Short exercise:
Pictures aside, repeat every entry exactly.
○ ○ ○
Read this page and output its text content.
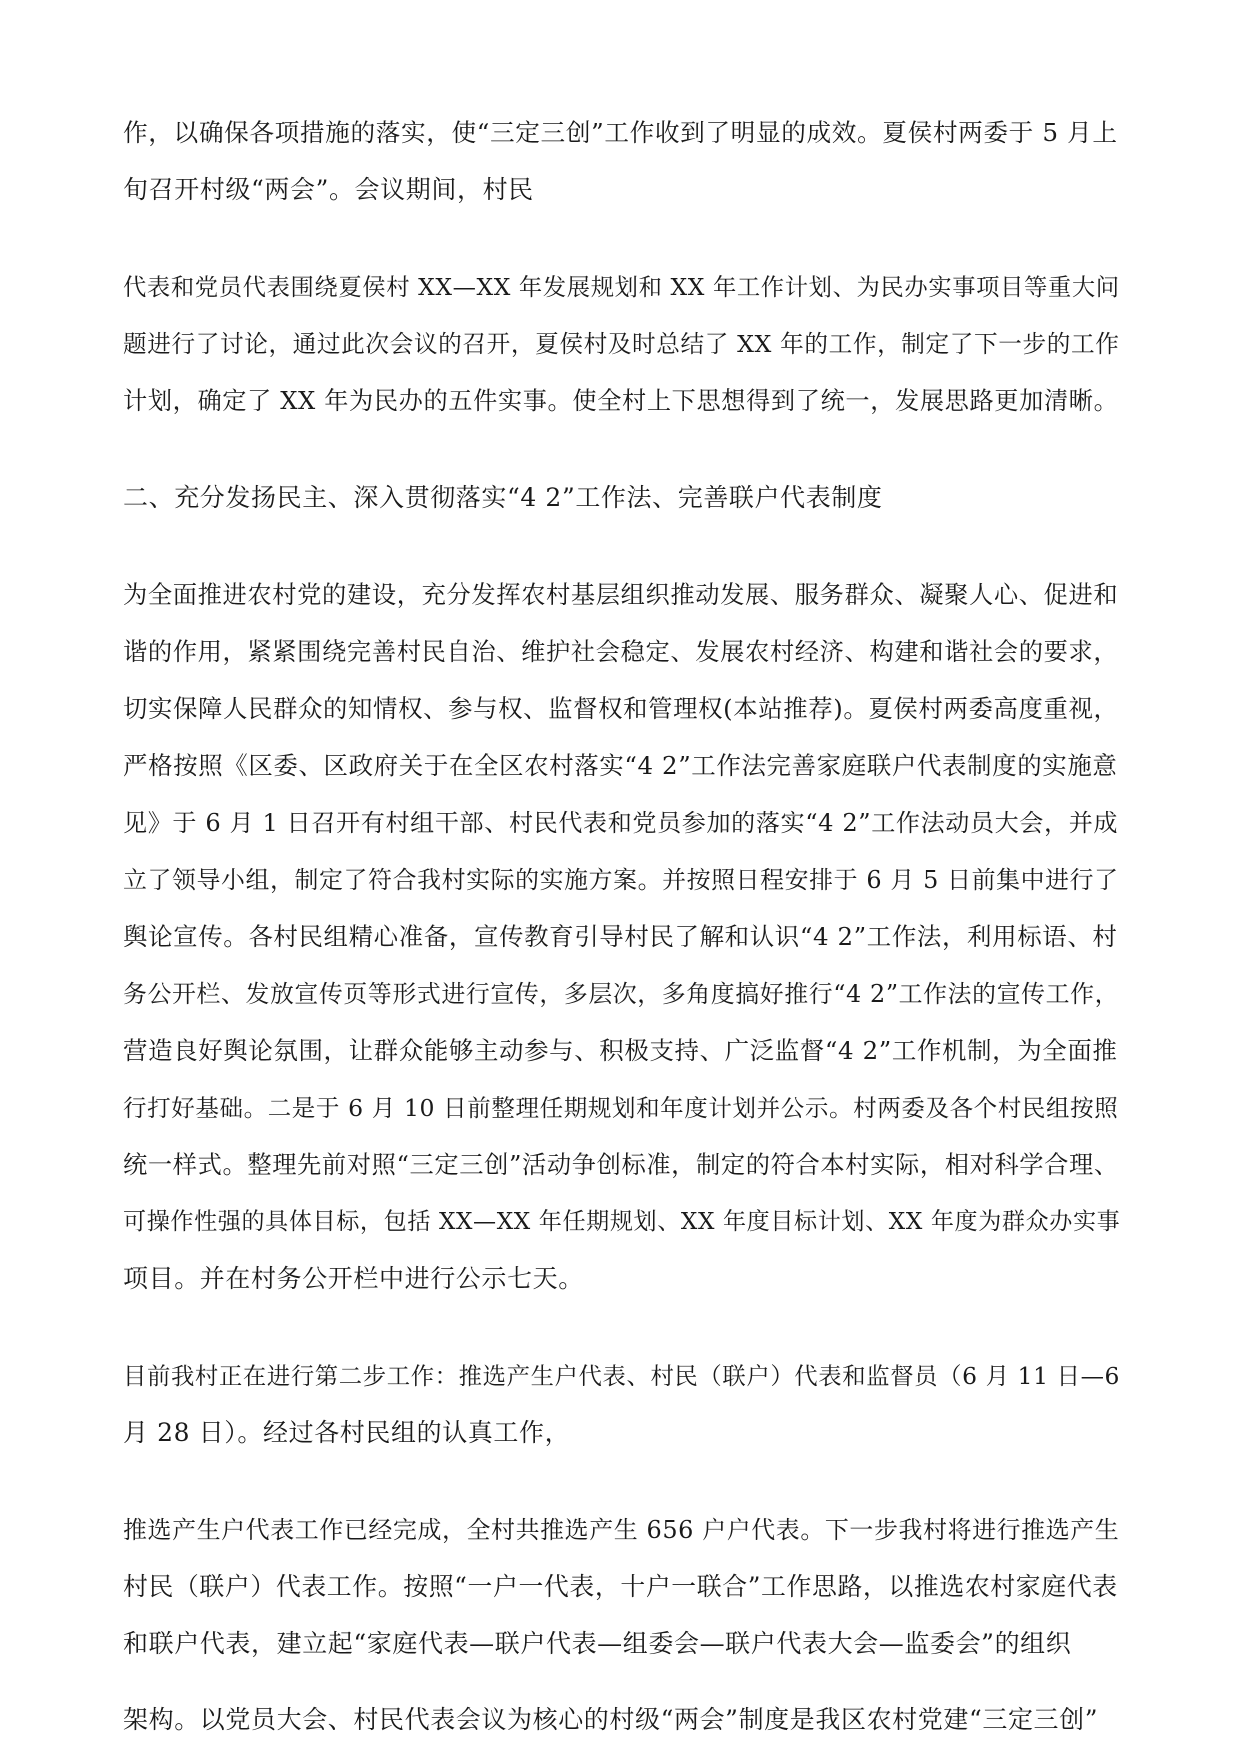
作，以确保各项措施的落实，使“三定三创”工作收到了明显的成效。夏侯村两委于 5 月上
旬召开村级“两会”。会议期间，村民
代表和党员代表围绕夏侯村 XX—XX 年发展规划和 XX 年工作计划、为民办实事项目等重大问
题进行了讨论，通过此次会议的召开，夏侯村及时总结了 XX 年的工作，制定了下一步的工作
计划，确定了 XX 年为民办的五件实事。使全村上下思想得到了统一，发展思路更加清晰。
二、充分发扬民主、深入贯彻落实“4 2”工作法、完善联户代表制度
为全面推进农村党的建设，充分发挥农村基层组织推动发展、服务群众、凝聚人心、促进和
谐的作用，紧紧围绕完善村民自治、维护社会稳定、发展农村经济、构建和谐社会的要求，
切实保障人民群众的知情权、参与权、监督权和管理权(本站推荐)。夏侯村两委高度重视，
严格按照《区委、区政府关于在全区农村落实“4 2”工作法完善家庭联户代表制度的实施意
见》于 6 月 1 日召开有村组干部、村民代表和党员参加的落实“4 2”工作法动员大会，并成
立了领导小组，制定了符合我村实际的实施方案。并按照日程安排于 6 月 5 日前集中进行了
舆论宣传。各村民组精心准备，宣传教育引导村民了解和认识“4 2”工作法，利用标语、村
务公开栏、发放宣传页等形式进行宣传，多层次，多角度搞好推行“4 2”工作法的宣传工作，
营造良好舆论氛围，让群众能够主动参与、积极支持、广泛监督“4 2”工作机制，为全面推
行打好基础。二是于 6 月 10 日前整理任期规划和年度计划并公示。村两委及各个村民组按照
统一样式。整理先前对照“三定三创”活动争创标准，制定的符合本村实际，相对科学合理、
可操作性强的具体目标，包括 XX—XX 年任期规划、XX 年度目标计划、XX 年度为群众办实事
项目。并在村务公开栏中进行公示七天。
目前我村正在进行第二步工作：推选产生户代表、村民（联户）代表和监督员（6 月 11 日—6
月 28 日）。经过各村民组的认真工作，
推选产生户代表工作已经完成，全村共推选产生 656 户户代表。下一步我村将进行推选产生
村民（联户）代表工作。按照“一户一代表，十户一联合”工作思路，以推选农村家庭代表
和联户代表，建立起“家庭代表—联户代表—组委会—联户代表大会—监委会”的组织
架构。以党员大会、村民代表会议为核心的村级“两会”制度是我区农村党建“三定三创”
○ ○ ○
Response:
Read this page and output its text content.
作，以确保各项措施的落实，使“三定三创”工作收到了明显的成效。夏侯村两委于 5 月上
旬召开村级“两会”。会议期间，村民
代表和党员代表围绕夏侯村 XX—XX 年发展规划和 XX 年工作计划、为民办实事项目等重大问
题进行了讨论，通过此次会议的召开，夏侯村及时总结了 XX 年的工作，制定了下一步的工作
计划，确定了 XX 年为民办的五件实事。使全村上下思想得到了统一，发展思路更加清晰。
二、充分发扬民主、深入贯彻落实“4 2”工作法、完善联户代表制度
为全面推进农村党的建设，充分发挥农村基层组织推动发展、服务群众、凝聚人心、促进和
谐的作用，紧紧围绕完善村民自治、维护社会稳定、发展农村经济、构建和谐社会的要求，
切实保障人民群众的知情权、参与权、监督权和管理权(本站推荐)。夏侯村两委高度重视，
严格按照《区委、区政府关于在全区农村落实“4 2”工作法完善家庭联户代表制度的实施意
见》于 6 月 1 日召开有村组干部、村民代表和党员参加的落实“4 2”工作法动员大会，并成
立了领导小组，制定了符合我村实际的实施方案。并按照日程安排于 6 月 5 日前集中进行了
舆论宣传。各村民组精心准备，宣传教育引导村民了解和认识“4 2”工作法，利用标语、村
务公开栏、发放宣传页等形式进行宣传，多层次，多角度搞好推行“4 2”工作法的宣传工作，
营造良好舆论氛围，让群众能够主动参与、积极支持、广泛监督“4 2”工作机制，为全面推
行打好基础。二是于 6 月 10 日前整理任期规划和年度计划并公示。村两委及各个村民组按照
统一样式。整理先前对照“三定三创”活动争创标准，制定的符合本村实际，相对科学合理、
可操作性强的具体目标，包括 XX—XX 年任期规划、XX 年度目标计划、XX 年度为群众办实事
项目。并在村务公开栏中进行公示七天。
目前我村正在进行第二步工作：推选产生户代表、村民（联户）代表和监督员（6 月 11 日—6
月 28 日）。经过各村民组的认真工作，
推选产生户代表工作已经完成，全村共推选产生 656 户户代表。下一步我村将进行推选产生
村民（联户）代表工作。按照“一户一代表，十户一联合”工作思路，以推选农村家庭代表
和联户代表，建立起“家庭代表—联户代表—组委会—联户代表大会—监委会”的组织
架构。以党员大会、村民代表会议为核心的村级“两会”制度是我区农村党建“三定三创”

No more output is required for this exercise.